» **Excerpted data**:
"""

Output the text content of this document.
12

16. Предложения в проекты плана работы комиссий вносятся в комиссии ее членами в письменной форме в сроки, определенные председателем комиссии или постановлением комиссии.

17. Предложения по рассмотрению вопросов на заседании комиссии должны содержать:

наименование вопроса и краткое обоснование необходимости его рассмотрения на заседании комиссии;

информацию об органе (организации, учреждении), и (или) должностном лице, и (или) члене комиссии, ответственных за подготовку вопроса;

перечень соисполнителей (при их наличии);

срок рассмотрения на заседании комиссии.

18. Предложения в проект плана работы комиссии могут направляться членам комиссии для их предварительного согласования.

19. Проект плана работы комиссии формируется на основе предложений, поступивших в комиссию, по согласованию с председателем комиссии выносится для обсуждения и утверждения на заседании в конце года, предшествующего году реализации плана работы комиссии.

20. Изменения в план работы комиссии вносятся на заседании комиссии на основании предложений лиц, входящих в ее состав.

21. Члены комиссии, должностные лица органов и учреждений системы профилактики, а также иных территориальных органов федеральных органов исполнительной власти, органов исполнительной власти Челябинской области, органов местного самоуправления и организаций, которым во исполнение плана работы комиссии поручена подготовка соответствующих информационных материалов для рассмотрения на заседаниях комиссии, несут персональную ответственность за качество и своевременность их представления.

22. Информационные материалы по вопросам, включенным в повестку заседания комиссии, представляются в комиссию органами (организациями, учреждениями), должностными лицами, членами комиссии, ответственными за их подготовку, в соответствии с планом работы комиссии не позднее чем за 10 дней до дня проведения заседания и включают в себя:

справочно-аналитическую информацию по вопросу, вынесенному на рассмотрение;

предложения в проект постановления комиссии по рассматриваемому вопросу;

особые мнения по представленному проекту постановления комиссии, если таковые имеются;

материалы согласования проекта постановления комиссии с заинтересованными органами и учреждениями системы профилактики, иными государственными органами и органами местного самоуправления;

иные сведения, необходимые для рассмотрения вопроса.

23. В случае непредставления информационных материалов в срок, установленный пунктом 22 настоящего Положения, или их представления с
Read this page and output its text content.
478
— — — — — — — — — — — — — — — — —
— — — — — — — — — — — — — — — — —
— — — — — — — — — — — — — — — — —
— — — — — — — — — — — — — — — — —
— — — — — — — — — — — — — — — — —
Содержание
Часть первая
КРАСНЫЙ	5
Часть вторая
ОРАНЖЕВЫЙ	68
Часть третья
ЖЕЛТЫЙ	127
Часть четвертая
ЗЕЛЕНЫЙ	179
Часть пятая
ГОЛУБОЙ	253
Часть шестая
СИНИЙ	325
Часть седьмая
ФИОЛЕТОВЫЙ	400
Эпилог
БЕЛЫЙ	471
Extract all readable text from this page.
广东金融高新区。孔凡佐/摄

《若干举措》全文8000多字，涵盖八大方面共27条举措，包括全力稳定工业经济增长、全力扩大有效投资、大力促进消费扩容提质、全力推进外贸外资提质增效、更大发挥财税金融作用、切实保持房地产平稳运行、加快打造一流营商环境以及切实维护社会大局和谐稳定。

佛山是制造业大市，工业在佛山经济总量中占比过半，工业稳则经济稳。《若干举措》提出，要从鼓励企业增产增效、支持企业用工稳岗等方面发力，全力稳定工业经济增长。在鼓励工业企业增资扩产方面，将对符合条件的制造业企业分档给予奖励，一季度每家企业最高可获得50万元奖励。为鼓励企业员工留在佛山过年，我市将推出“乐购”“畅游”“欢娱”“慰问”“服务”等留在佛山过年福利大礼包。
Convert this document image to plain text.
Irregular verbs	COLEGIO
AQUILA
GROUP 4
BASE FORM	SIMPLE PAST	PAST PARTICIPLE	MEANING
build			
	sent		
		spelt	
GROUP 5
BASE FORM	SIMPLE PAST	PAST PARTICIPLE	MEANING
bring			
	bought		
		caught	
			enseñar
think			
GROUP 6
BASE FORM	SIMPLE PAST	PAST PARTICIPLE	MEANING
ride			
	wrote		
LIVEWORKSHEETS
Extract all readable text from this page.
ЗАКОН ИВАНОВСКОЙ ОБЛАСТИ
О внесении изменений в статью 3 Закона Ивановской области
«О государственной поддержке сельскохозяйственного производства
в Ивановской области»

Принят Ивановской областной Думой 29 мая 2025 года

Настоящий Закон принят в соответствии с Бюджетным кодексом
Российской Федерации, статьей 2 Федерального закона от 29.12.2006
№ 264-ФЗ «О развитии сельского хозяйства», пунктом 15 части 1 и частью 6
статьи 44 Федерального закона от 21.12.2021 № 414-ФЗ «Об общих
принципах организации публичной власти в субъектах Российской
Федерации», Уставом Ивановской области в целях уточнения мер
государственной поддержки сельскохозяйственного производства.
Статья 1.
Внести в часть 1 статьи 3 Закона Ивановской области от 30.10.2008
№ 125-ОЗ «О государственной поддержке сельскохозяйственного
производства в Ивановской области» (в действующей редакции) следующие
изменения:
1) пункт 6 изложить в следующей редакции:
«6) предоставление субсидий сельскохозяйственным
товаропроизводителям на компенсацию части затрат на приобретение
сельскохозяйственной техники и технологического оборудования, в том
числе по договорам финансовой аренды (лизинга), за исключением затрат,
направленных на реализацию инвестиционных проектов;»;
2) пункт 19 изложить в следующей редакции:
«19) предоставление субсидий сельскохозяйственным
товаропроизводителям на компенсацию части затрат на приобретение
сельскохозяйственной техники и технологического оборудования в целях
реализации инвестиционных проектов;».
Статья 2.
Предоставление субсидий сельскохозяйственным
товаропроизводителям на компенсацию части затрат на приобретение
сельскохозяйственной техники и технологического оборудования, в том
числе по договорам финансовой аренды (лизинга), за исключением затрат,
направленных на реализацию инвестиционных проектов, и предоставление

"""

» **Short task**: Reproduce every line above without error.

» **Task answer**:
Output the text content of this document.
12

16. Предложения в проекты плана работы комиссий вносятся в комиссии ее членами в письменной форме в сроки, определенные председателем комиссии или постановлением комиссии.

17. Предложения по рассмотрению вопросов на заседании комиссии должны содержать:

наименование вопроса и краткое обоснование необходимости его рассмотрения на заседании комиссии;

информацию об органе (организации, учреждении), и (или) должностном лице, и (или) члене комиссии, ответственных за подготовку вопроса;

перечень соисполнителей (при их наличии);

срок рассмотрения на заседании комиссии.

18. Предложения в проект плана работы комиссии могут направляться членам комиссии для их предварительного согласования.

19. Проект плана работы комиссии формируется на основе предложений, поступивших в комиссию, по согласованию с председателем комиссии выносится для обсуждения и утверждения на заседании в конце года, предшествующего году реализации плана работы комиссии.

20. Изменения в план работы комиссии вносятся на заседании комиссии на основании предложений лиц, входящих в ее состав.

21. Члены комиссии, должностные лица органов и учреждений системы профилактики, а также иных территориальных органов федеральных органов исполнительной власти, органов исполнительной власти Челябинской области, органов местного самоуправления и организаций, которым во исполнение плана работы комиссии поручена подготовка соответствующих информационных материалов для рассмотрения на заседаниях комиссии, несут персональную ответственность за качество и своевременность их представления.

22. Информационные материалы по вопросам, включенным в повестку заседания комиссии, представляются в комиссию органами (организациями, учреждениями), должностными лицами, членами комиссии, ответственными за их подготовку, в соответствии с планом работы комиссии не позднее чем за 10 дней до дня проведения заседания и включают в себя:

справочно-аналитическую информацию по вопросу, вынесенному на рассмотрение;

предложения в проект постановления комиссии по рассматриваемому вопросу;

особые мнения по представленному проекту постановления комиссии, если таковые имеются;

материалы согласования проекта постановления комиссии с заинтересованными органами и учреждениями системы профилактики, иными государственными органами и органами местного самоуправления;

иные сведения, необходимые для рассмотрения вопроса.

23. В случае непредставления информационных материалов в срок, установленный пунктом 22 настоящего Положения, или их представления с
Read this page and output its text content.
478
— — — — — — — — — — — — — — — — —
— — — — — — — — — — — — — — — — —
— — — — — — — — — — — — — — — — —
— — — — — — — — — — — — — — — — —
— — — — — — — — — — — — — — — — —
Содержание
Часть первая
КРАСНЫЙ	5
Часть вторая
ОРАНЖЕВЫЙ	68
Часть третья
ЖЕЛТЫЙ	127
Часть четвертая
ЗЕЛЕНЫЙ	179
Часть пятая
ГОЛУБОЙ	253
Часть шестая
СИНИЙ	325
Часть седьмая
ФИОЛЕТОВЫЙ	400
Эпилог
БЕЛЫЙ	471
Extract all readable text from this page.
广东金融高新区。孔凡佐/摄

《若干举措》全文8000多字，涵盖八大方面共27条举措，包括全力稳定工业经济增长、全力扩大有效投资、大力促进消费扩容提质、全力推进外贸外资提质增效、更大发挥财税金融作用、切实保持房地产平稳运行、加快打造一流营商环境以及切实维护社会大局和谐稳定。

佛山是制造业大市，工业在佛山经济总量中占比过半，工业稳则经济稳。《若干举措》提出，要从鼓励企业增产增效、支持企业用工稳岗等方面发力，全力稳定工业经济增长。在鼓励工业企业增资扩产方面，将对符合条件的制造业企业分档给予奖励，一季度每家企业最高可获得50万元奖励。为鼓励企业员工留在佛山过年，我市将推出“乐购”“畅游”“欢娱”“慰问”“服务”等留在佛山过年福利大礼包。
Convert this document image to plain text.
Irregular verbs	COLEGIO
AQUILA
GROUP 4
BASE FORM	SIMPLE PAST	PAST PARTICIPLE	MEANING
build			
	sent		
		spelt	
GROUP 5
BASE FORM	SIMPLE PAST	PAST PARTICIPLE	MEANING
bring			
	bought		
		caught	
			enseñar
think			
GROUP 6
BASE FORM	SIMPLE PAST	PAST PARTICIPLE	MEANING
ride			
	wrote		
LIVEWORKSHEETS
Extract all readable text from this page.
ЗАКОН ИВАНОВСКОЙ ОБЛАСТИ
О внесении изменений в статью 3 Закона Ивановской области
«О государственной поддержке сельскохозяйственного производства
в Ивановской области»

Принят Ивановской областной Думой 29 мая 2025 года

Настоящий Закон принят в соответствии с Бюджетным кодексом
Российской Федерации, статьей 2 Федерального закона от 29.12.2006
№ 264-ФЗ «О развитии сельского хозяйства», пунктом 15 части 1 и частью 6
статьи 44 Федерального закона от 21.12.2021 № 414-ФЗ «Об общих
принципах организации публичной власти в субъектах Российской
Федерации», Уставом Ивановской области в целях уточнения мер
государственной поддержки сельскохозяйственного производства.
Статья 1.
Внести в часть 1 статьи 3 Закона Ивановской области от 30.10.2008
№ 125-ОЗ «О государственной поддержке сельскохозяйственного
производства в Ивановской области» (в действующей редакции) следующие
изменения:
1) пункт 6 изложить в следующей редакции:
«6) предоставление субсидий сельскохозяйственным
товаропроизводителям на компенсацию части затрат на приобретение
сельскохозяйственной техники и технологического оборудования, в том
числе по договорам финансовой аренды (лизинга), за исключением затрат,
направленных на реализацию инвестиционных проектов;»;
2) пункт 19 изложить в следующей редакции:
«19) предоставление субсидий сельскохозяйственным
товаропроизводителям на компенсацию части затрат на приобретение
сельскохозяйственной техники и технологического оборудования в целях
реализации инвестиционных проектов;».
Статья 2.
Предоставление субсидий сельскохозяйственным
товаропроизводителям на компенсацию части затрат на приобретение
сельскохозяйственной техники и технологического оборудования, в том
числе по договорам финансовой аренды (лизинга), за исключением затрат,
направленных на реализацию инвестиционных проектов, и предоставление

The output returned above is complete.